··· 閱讀文章 ···
科大訊飛與華為昇騰攜手,在“飛星一號”平臺上實現了MoE模型集群推理性能的顯著提升。這一突破性進展,標志著國產算力在AI領域的應用邁出了重要一步。
據悉,雙方聯合團隊通過一系列創新優化手段,成功將MoE模型在“飛星一號”平臺上的集群推理性能翻倍。這一成就不僅彰顯了國產算力在處理復雜AI任務方面的潛力,更為AI技術的廣泛應用提供了有力支持。
在此次優化過程中,聯合團隊針對MoE模型的特性,升級了PD分離+大規模專家并行系統解決方案。他們通過定制集合通信協議,有效消除了集合通信流量沖突,解決了推理過程中Prefill階段和Decode階段的相互干擾問題。這一創新舉措使得P實例和D實例均達到了系統最優狀態,性能提升超過20%。
聯合團隊還在國產算力上實現了MTP多token預測技術,這一技術的引入顯著降低了MTP層的計算耗時,整體性能提升超過30%。同時,他們還對專家負載均衡算法進行了升級,實現了多DP負載均衡,卡間負載均衡差異小于8%,集群推理吞吐性能因此提升了30%以上。
··· 提供材料 ···
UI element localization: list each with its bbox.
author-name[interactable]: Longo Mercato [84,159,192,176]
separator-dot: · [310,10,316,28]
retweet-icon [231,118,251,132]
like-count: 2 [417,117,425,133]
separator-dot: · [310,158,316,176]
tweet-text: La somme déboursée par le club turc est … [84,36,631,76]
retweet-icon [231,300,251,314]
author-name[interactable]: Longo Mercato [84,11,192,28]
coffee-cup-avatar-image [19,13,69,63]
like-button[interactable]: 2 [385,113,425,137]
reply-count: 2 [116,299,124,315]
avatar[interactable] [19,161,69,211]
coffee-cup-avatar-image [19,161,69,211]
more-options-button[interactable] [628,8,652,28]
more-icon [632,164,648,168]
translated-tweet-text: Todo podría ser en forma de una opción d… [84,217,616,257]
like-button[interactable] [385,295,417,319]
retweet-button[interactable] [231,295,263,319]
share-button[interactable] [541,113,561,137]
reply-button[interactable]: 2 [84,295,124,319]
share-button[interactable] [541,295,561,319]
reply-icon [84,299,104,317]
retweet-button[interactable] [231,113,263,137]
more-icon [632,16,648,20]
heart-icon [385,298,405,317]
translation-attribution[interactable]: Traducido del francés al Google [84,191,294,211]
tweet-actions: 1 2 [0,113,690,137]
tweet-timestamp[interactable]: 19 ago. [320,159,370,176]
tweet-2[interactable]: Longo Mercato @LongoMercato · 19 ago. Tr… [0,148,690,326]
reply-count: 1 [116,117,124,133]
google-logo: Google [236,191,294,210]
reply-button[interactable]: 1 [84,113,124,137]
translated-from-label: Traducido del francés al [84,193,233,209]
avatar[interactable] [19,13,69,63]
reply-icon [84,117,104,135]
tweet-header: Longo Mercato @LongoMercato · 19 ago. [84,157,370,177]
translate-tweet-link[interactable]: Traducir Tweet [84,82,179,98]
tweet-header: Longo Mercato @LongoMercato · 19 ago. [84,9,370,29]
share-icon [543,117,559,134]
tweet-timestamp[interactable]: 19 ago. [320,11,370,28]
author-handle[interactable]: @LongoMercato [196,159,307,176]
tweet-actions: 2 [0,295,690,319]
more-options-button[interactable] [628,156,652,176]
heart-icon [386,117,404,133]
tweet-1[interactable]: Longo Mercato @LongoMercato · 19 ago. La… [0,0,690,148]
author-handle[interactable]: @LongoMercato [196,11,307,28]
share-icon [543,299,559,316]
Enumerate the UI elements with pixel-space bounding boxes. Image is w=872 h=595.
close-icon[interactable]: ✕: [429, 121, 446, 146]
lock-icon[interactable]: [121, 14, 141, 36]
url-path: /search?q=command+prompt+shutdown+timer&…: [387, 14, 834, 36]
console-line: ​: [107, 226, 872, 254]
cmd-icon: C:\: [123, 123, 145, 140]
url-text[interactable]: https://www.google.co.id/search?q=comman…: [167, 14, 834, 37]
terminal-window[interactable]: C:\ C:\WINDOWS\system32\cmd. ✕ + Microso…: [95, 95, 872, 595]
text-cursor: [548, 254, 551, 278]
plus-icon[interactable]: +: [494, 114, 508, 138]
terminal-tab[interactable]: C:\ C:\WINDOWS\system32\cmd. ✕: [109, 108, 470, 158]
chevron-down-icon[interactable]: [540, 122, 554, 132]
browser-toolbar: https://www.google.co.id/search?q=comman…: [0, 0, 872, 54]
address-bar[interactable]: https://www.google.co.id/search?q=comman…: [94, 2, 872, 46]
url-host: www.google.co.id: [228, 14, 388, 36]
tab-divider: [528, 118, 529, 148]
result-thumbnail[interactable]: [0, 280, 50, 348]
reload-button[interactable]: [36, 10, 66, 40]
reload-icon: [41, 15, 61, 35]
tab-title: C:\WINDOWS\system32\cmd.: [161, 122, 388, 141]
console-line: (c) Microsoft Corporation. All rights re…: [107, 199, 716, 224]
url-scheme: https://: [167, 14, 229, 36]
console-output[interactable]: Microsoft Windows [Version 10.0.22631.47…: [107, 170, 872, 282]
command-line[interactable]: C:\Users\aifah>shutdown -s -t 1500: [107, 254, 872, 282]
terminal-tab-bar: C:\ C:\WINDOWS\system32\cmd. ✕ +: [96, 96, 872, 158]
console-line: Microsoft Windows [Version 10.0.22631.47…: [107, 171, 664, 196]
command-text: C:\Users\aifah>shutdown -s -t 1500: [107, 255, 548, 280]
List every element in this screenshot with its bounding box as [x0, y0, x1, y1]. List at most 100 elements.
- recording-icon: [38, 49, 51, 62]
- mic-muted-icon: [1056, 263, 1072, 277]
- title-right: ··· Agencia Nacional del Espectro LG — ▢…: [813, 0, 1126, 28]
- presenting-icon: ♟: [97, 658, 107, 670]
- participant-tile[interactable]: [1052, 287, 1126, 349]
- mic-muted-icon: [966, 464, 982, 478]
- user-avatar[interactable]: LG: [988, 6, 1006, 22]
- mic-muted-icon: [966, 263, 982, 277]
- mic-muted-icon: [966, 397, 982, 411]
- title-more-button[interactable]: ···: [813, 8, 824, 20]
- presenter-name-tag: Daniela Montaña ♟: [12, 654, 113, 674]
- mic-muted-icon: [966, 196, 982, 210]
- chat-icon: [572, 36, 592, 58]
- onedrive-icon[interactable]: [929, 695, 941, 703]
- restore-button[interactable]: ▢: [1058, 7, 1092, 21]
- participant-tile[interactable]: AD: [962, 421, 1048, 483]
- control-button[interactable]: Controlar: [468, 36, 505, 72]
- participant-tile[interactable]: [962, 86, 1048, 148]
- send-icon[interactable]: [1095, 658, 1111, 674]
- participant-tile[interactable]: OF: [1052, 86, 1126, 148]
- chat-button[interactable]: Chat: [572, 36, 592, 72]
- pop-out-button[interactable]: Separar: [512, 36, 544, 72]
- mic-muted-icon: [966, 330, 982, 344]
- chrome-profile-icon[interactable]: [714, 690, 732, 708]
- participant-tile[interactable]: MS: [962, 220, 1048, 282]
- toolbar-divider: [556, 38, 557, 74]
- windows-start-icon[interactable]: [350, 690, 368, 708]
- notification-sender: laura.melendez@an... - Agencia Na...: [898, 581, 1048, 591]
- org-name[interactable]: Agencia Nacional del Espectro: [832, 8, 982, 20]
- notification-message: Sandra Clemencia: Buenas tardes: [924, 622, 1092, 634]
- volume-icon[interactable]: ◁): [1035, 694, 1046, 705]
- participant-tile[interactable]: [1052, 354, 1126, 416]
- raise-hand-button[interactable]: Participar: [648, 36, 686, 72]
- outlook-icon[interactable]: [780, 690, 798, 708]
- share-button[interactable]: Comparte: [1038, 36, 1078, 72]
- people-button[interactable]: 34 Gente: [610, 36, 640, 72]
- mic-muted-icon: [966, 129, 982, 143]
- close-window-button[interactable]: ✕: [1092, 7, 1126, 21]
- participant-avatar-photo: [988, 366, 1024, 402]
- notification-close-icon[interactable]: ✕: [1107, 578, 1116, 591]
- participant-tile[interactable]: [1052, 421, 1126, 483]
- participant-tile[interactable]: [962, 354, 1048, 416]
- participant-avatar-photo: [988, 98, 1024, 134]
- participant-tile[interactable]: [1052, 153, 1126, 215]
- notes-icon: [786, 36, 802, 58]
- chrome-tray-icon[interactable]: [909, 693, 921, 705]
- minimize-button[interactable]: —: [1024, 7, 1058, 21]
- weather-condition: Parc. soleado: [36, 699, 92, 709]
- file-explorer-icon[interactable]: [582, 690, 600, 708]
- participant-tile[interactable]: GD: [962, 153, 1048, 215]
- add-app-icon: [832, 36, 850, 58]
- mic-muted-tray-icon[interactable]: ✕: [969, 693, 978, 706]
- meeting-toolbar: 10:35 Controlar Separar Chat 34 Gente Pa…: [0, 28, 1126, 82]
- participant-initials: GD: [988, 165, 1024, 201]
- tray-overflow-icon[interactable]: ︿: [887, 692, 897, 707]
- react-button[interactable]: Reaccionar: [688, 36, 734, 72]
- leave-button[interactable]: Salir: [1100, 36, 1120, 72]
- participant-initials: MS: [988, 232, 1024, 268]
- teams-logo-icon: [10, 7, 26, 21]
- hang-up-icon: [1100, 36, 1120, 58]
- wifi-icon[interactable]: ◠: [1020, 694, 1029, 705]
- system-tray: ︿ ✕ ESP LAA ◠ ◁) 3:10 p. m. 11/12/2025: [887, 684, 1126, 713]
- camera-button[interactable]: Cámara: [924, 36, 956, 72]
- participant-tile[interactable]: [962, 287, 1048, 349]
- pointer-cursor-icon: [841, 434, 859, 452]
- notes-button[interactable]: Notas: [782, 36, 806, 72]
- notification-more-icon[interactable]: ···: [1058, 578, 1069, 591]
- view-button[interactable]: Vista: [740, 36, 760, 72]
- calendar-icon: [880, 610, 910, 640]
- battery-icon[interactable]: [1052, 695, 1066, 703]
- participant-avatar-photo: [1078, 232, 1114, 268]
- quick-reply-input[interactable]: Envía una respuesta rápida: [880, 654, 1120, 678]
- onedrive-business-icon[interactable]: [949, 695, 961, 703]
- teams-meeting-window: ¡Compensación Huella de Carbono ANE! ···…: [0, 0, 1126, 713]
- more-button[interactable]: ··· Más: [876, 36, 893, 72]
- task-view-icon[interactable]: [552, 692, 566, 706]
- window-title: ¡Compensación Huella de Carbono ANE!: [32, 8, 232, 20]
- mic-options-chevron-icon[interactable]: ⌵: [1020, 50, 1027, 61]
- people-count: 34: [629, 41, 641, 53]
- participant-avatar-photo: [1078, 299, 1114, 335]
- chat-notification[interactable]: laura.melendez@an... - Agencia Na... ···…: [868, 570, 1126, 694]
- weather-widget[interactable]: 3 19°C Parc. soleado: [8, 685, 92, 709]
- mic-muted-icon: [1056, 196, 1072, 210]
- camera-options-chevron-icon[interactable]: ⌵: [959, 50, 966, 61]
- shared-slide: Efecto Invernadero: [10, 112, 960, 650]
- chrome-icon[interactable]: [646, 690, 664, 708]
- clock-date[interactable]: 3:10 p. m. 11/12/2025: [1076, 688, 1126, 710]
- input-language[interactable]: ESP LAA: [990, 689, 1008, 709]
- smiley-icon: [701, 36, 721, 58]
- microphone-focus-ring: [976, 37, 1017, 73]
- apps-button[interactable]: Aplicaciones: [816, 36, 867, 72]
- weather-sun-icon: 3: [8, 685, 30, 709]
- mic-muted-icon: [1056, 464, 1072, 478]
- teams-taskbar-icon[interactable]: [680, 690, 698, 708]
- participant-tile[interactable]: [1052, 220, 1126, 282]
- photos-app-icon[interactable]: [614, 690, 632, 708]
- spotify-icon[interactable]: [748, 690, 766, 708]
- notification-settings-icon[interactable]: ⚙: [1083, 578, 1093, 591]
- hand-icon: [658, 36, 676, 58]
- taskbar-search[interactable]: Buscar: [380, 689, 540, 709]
···
任務集:
**1.** 在關於「飛星一號」平臺MoE推理優化的文章中,升級專家負載均衡算法後,卡間負載均衡差異小於多少?
**2.** 請接著寫關於科大訊飛與華為昇騰MoE推理優化的這篇文章,從最後一句之後寫起。

任務結果:
**1.** 小於8%。

**2.**
聯合團隊還創新性地實現了異步雙發射技術。這一技術有效解決了高并發下的高CPU負載問題,實現了CPU和NPU的高效協同。通過降低服務請求調度耗時,系統性能得到了進一步提升,提升幅度達到10%。
基于上述一系列創新解決方案的迭代與升級,聯合團隊在“飛星一號”平臺上對星火MoE模型、DeepSeekV3/R1進行了實測。測試結果顯示,推理性能相較于上一個版本有了顯著提升,幾乎逼近了國產算力上MoE集群推理的性能上限。這一突破性進展無疑為國產算力在AI領域的應用注入了新的活力。